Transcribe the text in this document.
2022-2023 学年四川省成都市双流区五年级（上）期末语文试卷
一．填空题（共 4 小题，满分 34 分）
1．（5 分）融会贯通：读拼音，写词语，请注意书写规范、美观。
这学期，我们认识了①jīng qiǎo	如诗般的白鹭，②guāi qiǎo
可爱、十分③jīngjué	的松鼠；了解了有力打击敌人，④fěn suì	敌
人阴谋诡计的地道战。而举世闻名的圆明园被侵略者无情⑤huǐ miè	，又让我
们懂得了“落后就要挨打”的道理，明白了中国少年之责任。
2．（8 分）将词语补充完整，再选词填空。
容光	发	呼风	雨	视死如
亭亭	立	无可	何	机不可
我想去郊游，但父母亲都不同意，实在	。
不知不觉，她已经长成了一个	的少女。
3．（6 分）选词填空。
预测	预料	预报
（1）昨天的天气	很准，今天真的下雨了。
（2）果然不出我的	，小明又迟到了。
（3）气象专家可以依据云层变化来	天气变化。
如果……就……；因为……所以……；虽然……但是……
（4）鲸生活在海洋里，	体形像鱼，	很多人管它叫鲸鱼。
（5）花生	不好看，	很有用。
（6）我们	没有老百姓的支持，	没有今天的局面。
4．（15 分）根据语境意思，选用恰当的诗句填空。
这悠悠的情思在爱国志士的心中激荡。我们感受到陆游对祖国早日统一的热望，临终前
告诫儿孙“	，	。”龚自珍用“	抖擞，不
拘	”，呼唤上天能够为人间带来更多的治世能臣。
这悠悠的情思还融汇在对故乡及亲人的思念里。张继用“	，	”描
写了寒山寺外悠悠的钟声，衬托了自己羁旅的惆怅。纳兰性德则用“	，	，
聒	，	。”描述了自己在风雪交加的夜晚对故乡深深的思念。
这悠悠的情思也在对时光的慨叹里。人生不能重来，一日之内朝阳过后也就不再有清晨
+--
◆ Written task
Every record above should be output exactly.

◆ Output of the task
Transcribe the text in this document.
2022-2023 学年四川省成都市双流区五年级（上）期末语文试卷
一．填空题（共 4 小题，满分 34 分）
1．（5 分）融会贯通：读拼音，写词语，请注意书写规范、美观。
这学期，我们认识了①jīng qiǎo	如诗般的白鹭，②guāi qiǎo
可爱、十分③jīngjué	的松鼠；了解了有力打击敌人，④fěn suì	敌
人阴谋诡计的地道战。而举世闻名的圆明园被侵略者无情⑤huǐ miè	，又让我
们懂得了“落后就要挨打”的道理，明白了中国少年之责任。
2．（8 分）将词语补充完整，再选词填空。
容光	发	呼风	雨	视死如
亭亭	立	无可	何	机不可
我想去郊游，但父母亲都不同意，实在	。
不知不觉，她已经长成了一个	的少女。
3．（6 分）选词填空。
预测	预料	预报
（1）昨天的天气	很准，今天真的下雨了。
（2）果然不出我的	，小明又迟到了。
（3）气象专家可以依据云层变化来	天气变化。
如果……就……；因为……所以……；虽然……但是……
（4）鲸生活在海洋里，	体形像鱼，	很多人管它叫鲸鱼。
（5）花生	不好看，	很有用。
（6）我们	没有老百姓的支持，	没有今天的局面。
4．（15 分）根据语境意思，选用恰当的诗句填空。
这悠悠的情思在爱国志士的心中激荡。我们感受到陆游对祖国早日统一的热望，临终前
告诫儿孙“	，	。”龚自珍用“	抖擞，不
拘	”，呼唤上天能够为人间带来更多的治世能臣。
这悠悠的情思还融汇在对故乡及亲人的思念里。张继用“	，	”描
写了寒山寺外悠悠的钟声，衬托了自己羁旅的惆怅。纳兰性德则用“	，	，
聒	，	。”描述了自己在风雪交加的夜晚对故乡深深的思念。
这悠悠的情思也在对时光的慨叹里。人生不能重来，一日之内朝阳过后也就不再有清晨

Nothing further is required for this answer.